**Stated problem:** Examine the entries and show every line in which the word "郴土挂告字" is found.

# Source records start

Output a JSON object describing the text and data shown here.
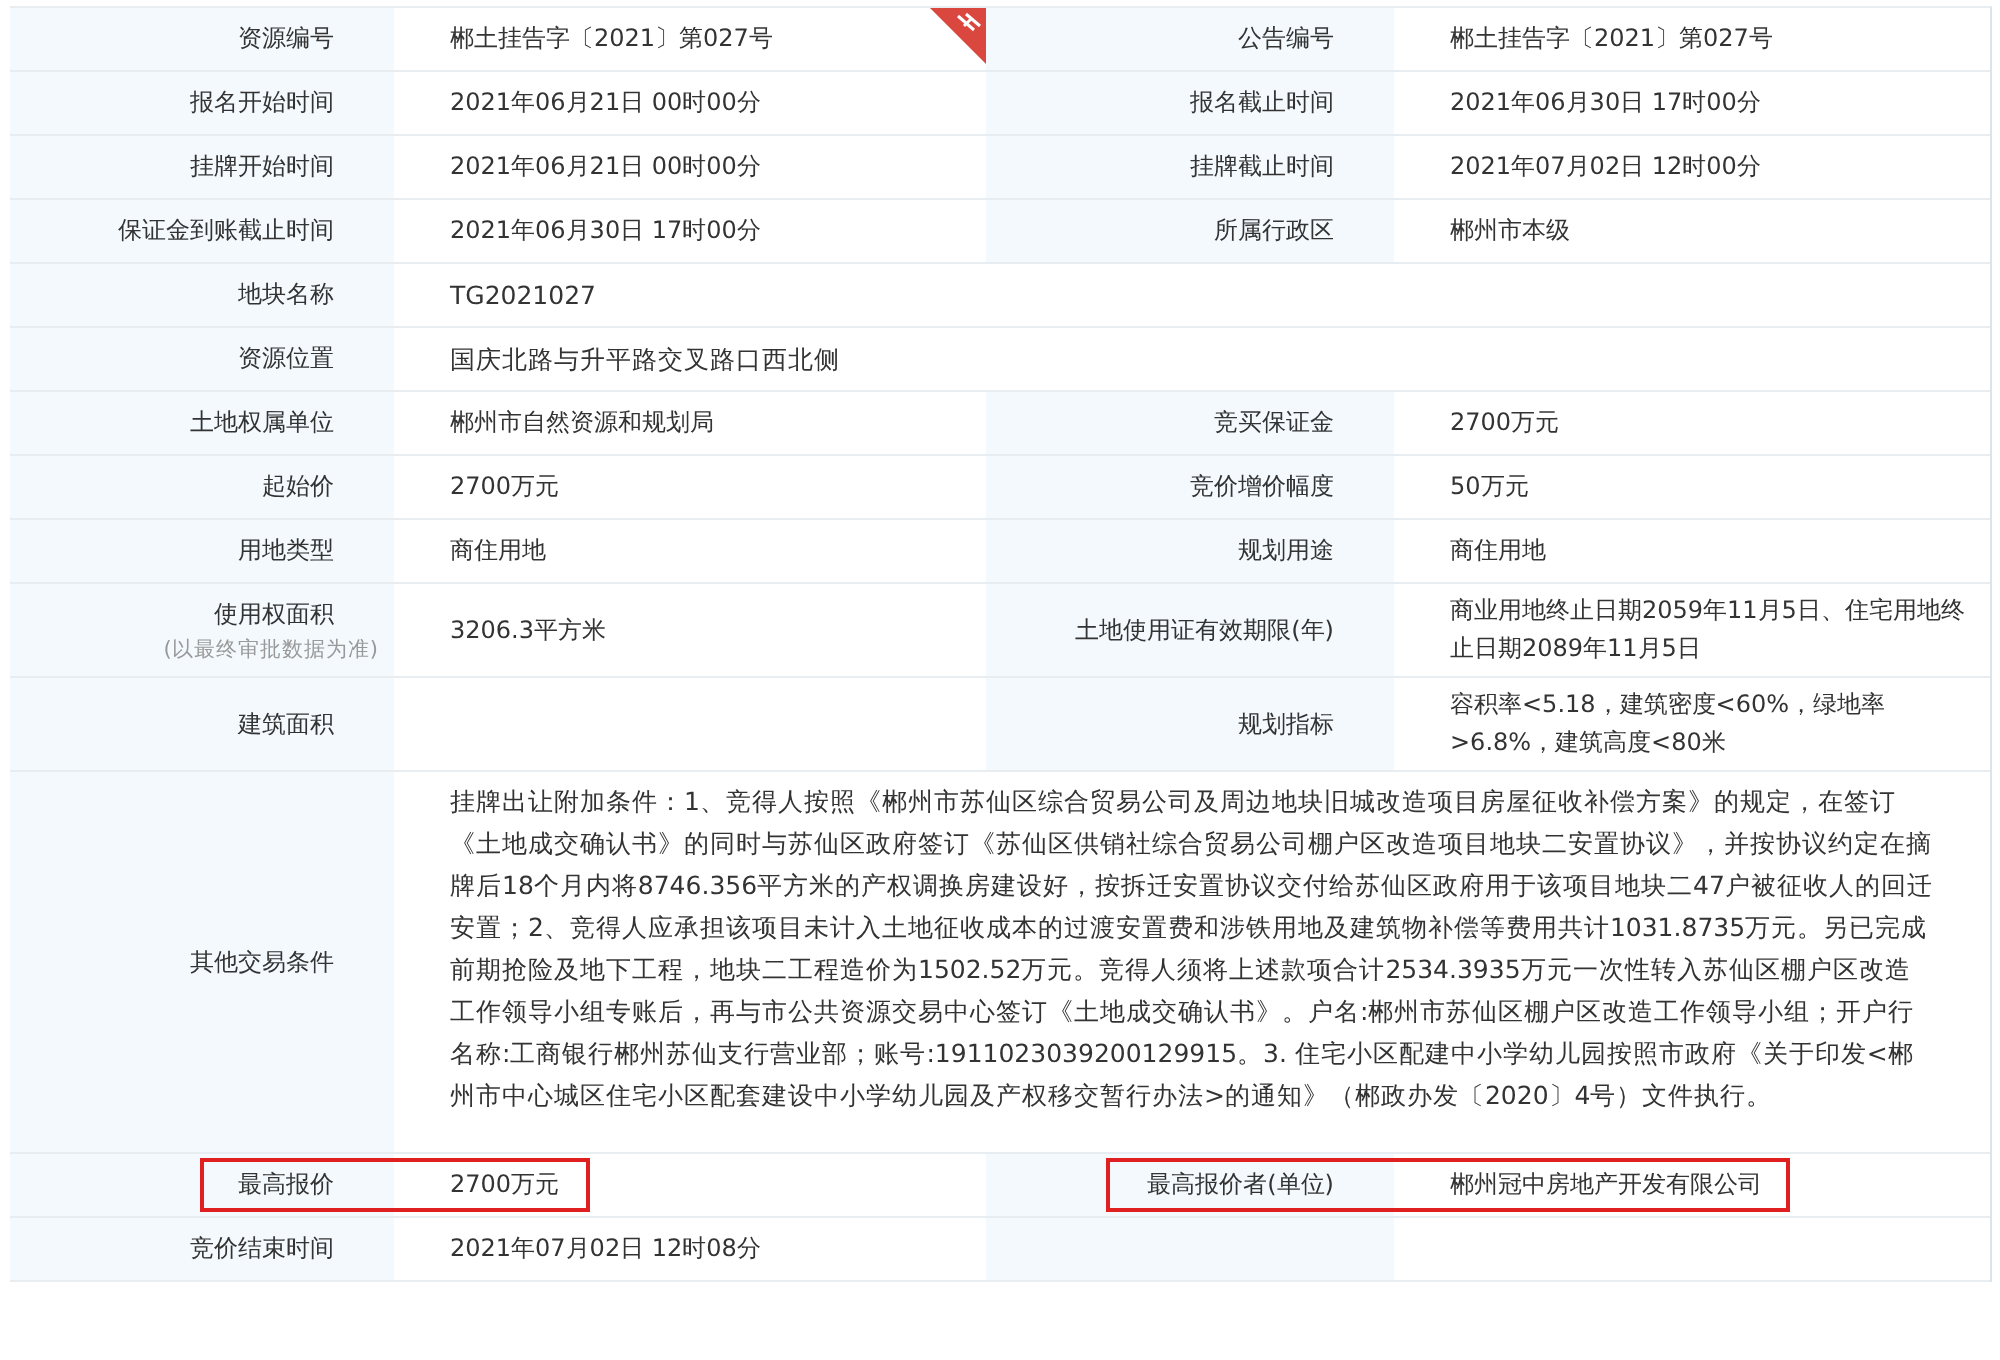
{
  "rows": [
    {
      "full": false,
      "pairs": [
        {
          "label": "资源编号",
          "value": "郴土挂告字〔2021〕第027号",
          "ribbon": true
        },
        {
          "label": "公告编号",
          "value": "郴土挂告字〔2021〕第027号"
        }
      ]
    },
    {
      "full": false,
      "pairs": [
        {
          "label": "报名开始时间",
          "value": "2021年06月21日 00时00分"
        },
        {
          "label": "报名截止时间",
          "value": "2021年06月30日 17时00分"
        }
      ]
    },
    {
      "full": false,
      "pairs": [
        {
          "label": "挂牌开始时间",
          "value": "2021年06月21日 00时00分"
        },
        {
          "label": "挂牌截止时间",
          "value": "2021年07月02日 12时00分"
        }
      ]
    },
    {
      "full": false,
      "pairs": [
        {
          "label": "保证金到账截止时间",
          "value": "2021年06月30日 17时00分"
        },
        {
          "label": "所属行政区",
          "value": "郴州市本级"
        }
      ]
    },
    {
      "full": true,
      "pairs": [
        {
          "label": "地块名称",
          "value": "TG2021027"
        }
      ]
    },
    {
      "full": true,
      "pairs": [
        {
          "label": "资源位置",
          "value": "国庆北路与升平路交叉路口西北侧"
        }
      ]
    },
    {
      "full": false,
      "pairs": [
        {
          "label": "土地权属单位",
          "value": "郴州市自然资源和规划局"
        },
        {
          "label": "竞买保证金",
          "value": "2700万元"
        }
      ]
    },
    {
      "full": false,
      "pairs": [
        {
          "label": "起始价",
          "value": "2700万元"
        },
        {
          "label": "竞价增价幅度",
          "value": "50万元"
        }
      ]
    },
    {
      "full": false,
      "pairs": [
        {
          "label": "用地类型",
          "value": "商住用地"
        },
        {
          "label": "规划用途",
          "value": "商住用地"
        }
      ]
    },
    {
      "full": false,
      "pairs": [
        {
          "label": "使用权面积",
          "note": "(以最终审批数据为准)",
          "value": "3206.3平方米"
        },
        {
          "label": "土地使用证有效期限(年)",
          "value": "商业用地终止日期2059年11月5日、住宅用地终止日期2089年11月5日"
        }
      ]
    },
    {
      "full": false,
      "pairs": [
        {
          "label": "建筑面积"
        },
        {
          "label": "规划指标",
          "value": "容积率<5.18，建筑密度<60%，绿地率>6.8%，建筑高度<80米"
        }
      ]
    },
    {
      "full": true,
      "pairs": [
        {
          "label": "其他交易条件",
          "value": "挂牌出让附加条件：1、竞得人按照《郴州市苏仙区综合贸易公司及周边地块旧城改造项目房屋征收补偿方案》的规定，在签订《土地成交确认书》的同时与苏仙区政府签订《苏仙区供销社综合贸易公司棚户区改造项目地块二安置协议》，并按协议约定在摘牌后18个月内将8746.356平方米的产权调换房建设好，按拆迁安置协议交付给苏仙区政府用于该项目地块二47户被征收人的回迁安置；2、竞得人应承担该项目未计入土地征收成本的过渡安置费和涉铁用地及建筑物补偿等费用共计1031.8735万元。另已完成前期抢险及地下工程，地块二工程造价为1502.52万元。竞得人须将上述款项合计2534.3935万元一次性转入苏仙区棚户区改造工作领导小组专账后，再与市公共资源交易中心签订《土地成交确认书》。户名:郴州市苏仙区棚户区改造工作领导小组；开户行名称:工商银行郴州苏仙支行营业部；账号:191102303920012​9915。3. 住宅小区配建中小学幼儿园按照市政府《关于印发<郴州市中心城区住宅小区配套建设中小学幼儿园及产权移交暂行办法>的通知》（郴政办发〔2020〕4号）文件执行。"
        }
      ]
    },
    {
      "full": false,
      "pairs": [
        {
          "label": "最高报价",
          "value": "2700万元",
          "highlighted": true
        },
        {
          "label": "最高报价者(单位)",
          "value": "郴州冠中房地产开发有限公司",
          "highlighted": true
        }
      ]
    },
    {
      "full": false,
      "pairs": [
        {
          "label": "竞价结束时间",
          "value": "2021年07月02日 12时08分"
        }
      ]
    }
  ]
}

# Source records end
# Source records start

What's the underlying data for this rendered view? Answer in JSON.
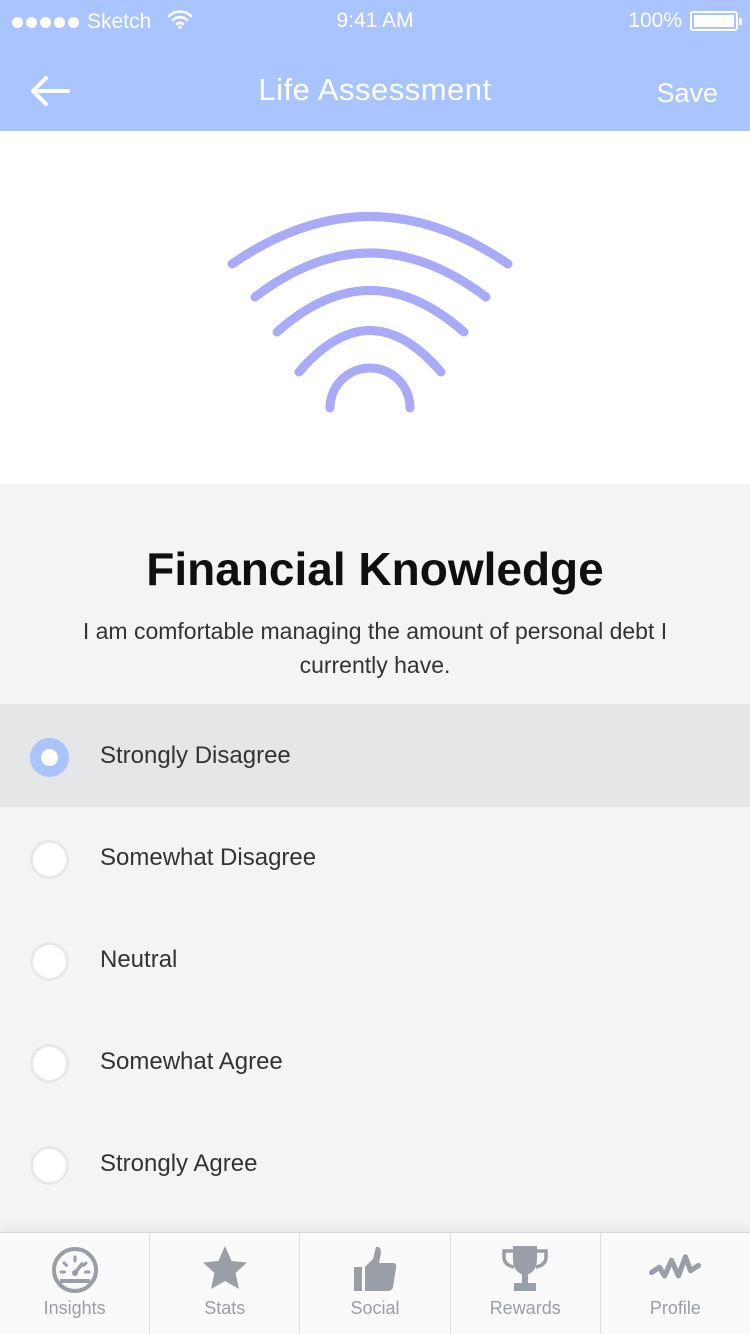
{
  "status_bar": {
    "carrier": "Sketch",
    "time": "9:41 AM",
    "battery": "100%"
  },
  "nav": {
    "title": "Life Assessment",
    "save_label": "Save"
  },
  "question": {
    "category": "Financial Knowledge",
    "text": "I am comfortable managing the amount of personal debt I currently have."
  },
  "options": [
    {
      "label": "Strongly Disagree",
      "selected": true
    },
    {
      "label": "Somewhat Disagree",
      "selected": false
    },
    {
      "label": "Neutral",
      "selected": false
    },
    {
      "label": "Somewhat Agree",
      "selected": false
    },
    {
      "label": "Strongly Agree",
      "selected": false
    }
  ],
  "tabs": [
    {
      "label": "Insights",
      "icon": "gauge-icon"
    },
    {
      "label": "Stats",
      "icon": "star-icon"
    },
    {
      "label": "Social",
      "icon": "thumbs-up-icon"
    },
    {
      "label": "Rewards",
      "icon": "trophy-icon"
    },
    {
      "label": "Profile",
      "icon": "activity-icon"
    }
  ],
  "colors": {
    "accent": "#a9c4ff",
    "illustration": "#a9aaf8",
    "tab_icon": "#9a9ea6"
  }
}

# Source records end

**In response:**
          "value": "郴土挂告字〔2021〕第027号",
          "value": "郴土挂告字〔2021〕第027号"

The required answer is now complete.